[Begin EXCERPTED DATA]
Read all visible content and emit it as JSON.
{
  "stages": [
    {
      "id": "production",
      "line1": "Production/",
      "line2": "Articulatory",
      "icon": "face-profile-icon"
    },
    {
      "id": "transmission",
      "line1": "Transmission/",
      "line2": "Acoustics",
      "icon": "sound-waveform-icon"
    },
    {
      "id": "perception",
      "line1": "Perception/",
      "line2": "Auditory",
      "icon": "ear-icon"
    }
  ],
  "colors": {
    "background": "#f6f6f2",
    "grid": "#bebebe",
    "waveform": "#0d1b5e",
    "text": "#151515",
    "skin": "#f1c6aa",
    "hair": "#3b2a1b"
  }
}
[End EXCERPTED DATA]
Transcribe the whole listing exactly.

[TASK OUTPUT]:
Read all visible content and emit it as JSON.
{
  "stages": [
    {
      "id": "production",
      "line1": "Production/",
      "line2": "Articulatory",
      "icon": "face-profile-icon"
    },
    {
      "id": "transmission",
      "line1": "Transmission/",
      "line2": "Acoustics",
      "icon": "sound-waveform-icon"
    },
    {
      "id": "perception",
      "line1": "Perception/",
      "line2": "Auditory",
      "icon": "ear-icon"
    }
  ],
  "colors": {
    "background": "#f6f6f2",
    "grid": "#bebebe",
    "waveform": "#0d1b5e",
    "text": "#151515",
    "skin": "#f1c6aa",
    "hair": "#3b2a1b"
  }
}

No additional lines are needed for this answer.